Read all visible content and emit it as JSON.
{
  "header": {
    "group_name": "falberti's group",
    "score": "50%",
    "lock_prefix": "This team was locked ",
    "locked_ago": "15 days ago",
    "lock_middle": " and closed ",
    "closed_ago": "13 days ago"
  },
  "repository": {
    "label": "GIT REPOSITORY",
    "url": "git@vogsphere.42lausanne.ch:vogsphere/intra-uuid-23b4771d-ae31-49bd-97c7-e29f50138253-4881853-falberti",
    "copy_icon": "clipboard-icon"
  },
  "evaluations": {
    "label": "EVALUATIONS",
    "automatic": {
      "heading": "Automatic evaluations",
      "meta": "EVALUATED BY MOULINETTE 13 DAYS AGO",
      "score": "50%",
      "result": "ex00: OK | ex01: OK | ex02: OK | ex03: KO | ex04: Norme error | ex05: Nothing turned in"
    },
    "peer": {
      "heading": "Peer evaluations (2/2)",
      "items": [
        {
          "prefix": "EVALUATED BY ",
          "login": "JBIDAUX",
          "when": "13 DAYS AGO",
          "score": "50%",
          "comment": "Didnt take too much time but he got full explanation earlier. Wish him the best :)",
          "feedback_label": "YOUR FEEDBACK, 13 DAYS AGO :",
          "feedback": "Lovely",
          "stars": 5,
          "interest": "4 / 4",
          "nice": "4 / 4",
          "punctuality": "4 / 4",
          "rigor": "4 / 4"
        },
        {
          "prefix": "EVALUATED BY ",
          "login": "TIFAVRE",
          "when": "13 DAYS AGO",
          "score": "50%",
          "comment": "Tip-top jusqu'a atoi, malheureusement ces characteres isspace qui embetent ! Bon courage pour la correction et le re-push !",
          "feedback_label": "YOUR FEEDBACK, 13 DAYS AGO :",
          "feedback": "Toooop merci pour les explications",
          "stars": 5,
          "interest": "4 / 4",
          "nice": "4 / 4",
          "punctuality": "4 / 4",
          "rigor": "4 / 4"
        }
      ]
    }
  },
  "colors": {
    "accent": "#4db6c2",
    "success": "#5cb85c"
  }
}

*WHAT TO PRODUCE*: Take the data above and return it exactly.

*REPLY TO THE TASK*:
Read all visible content and emit it as JSON.
{
  "header": {
    "group_name": "falberti's group",
    "score": "50%",
    "lock_prefix": "This team was locked ",
    "locked_ago": "15 days ago",
    "lock_middle": " and closed ",
    "closed_ago": "13 days ago"
  },
  "repository": {
    "label": "GIT REPOSITORY",
    "url": "git@vogsphere.42lausanne.ch:vogsphere/intra-uuid-23b4771d-ae31-49bd-97c7-e29f50138253-4881853-falberti",
    "copy_icon": "clipboard-icon"
  },
  "evaluations": {
    "label": "EVALUATIONS",
    "automatic": {
      "heading": "Automatic evaluations",
      "meta": "EVALUATED BY MOULINETTE 13 DAYS AGO",
      "score": "50%",
      "result": "ex00: OK | ex01: OK | ex02: OK | ex03: KO | ex04: Norme error | ex05: Nothing turned in"
    },
    "peer": {
      "heading": "Peer evaluations (2/2)",
      "items": [
        {
          "prefix": "EVALUATED BY ",
          "login": "JBIDAUX",
          "when": "13 DAYS AGO",
          "score": "50%",
          "comment": "Didnt take too much time but he got full explanation earlier. Wish him the best :)",
          "feedback_label": "YOUR FEEDBACK, 13 DAYS AGO :",
          "feedback": "Lovely",
          "stars": 5,
          "interest": "4 / 4",
          "nice": "4 / 4",
          "punctuality": "4 / 4",
          "rigor": "4 / 4"
        },
        {
          "prefix": "EVALUATED BY ",
          "login": "TIFAVRE",
          "when": "13 DAYS AGO",
          "score": "50%",
          "comment": "Tip-top jusqu'a atoi, malheureusement ces characteres isspace qui embetent ! Bon courage pour la correction et le re-push !",
          "feedback_label": "YOUR FEEDBACK, 13 DAYS AGO :",
          "feedback": "Toooop merci pour les explications",
          "stars": 5,
          "interest": "4 / 4",
          "nice": "4 / 4",
          "punctuality": "4 / 4",
          "rigor": "4 / 4"
        }
      ]
    }
  },
  "colors": {
    "accent": "#4db6c2",
    "success": "#5cb85c"
  }
}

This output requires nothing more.